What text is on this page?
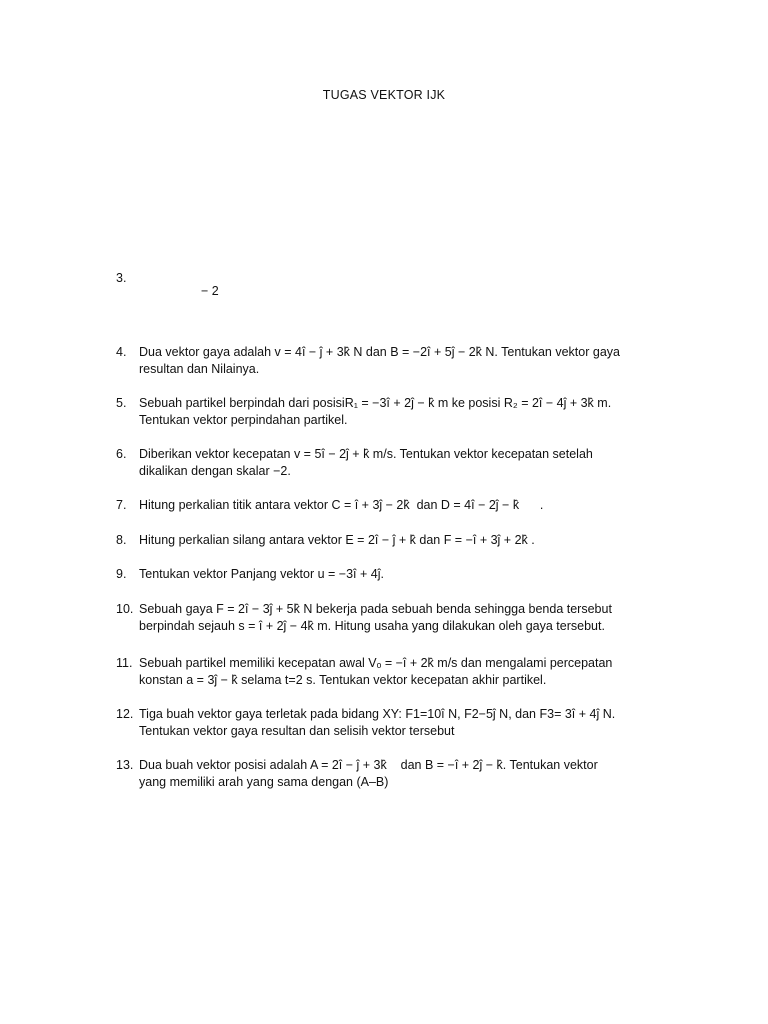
TUGAS VEKTOR IJK
3.
− 2
4.	Dua vektor gaya adalah v = 4î − ĵ + 3k̂ N dan B = −2î + 5ĵ − 2k̂ N. Tentukan vektor gaya
resultan dan Nilainya.
5.	Sebuah partikel berpindah dari posisiR₁ = −3î + 2ĵ − k̂ m ke posisi R₂ = 2î − 4ĵ + 3k̂ m.
Tentukan vektor perpindahan partikel.
6.	Diberikan vektor kecepatan v = 5î − 2ĵ + k̂ m/s. Tentukan vektor kecepatan setelah
dikalikan dengan skalar −2.
7.	Hitung perkalian titik antara vektor C = î + 3ĵ − 2k̂  dan D = 4î − 2ĵ − k̂      .
8.	Hitung perkalian silang antara vektor E = 2î − ĵ + k̂ dan F = −î + 3ĵ + 2k̂ .
9.	Tentukan vektor Panjang vektor u = −3î + 4ĵ.
10. Sebuah gaya F = 2î − 3ĵ + 5k̂ N bekerja pada sebuah benda sehingga benda tersebut
berpindah sejauh s = î + 2ĵ − 4k̂ m. Hitung usaha yang dilakukan oleh gaya tersebut.
11. Sebuah partikel memiliki kecepatan awal Vₒ = −î + 2k̂ m/s dan mengalami percepatan
konstan a = 3ĵ − k̂ selama t=2 s. Tentukan vektor kecepatan akhir partikel.
12. Tiga buah vektor gaya terletak pada bidang XY: F1=10î N, F2−5ĵ N, dan F3= 3î + 4ĵ N.
Tentukan vektor gaya resultan dan selisih vektor tersebut
13. Dua buah vektor posisi adalah A = 2î − ĵ + 3k̂    dan B = −î + 2ĵ − k̂. Tentukan vektor
yang memiliki arah yang sama dengan (A–B)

DESCRIPTION OF THE TASK: All lines of the data above that include the word "Hitung" must be shown.

OUTPUT FOR THIS TASK:
7.	Hitung perkalian titik antara vektor C = î + 3ĵ − 2k̂  dan D = 4î − 2ĵ − k̂      .
8.	Hitung perkalian silang antara vektor E = 2î − ĵ + k̂ dan F = −î + 3ĵ + 2k̂ .
berpindah sejauh s = î + 2ĵ − 4k̂ m. Hitung usaha yang dilakukan oleh gaya tersebut.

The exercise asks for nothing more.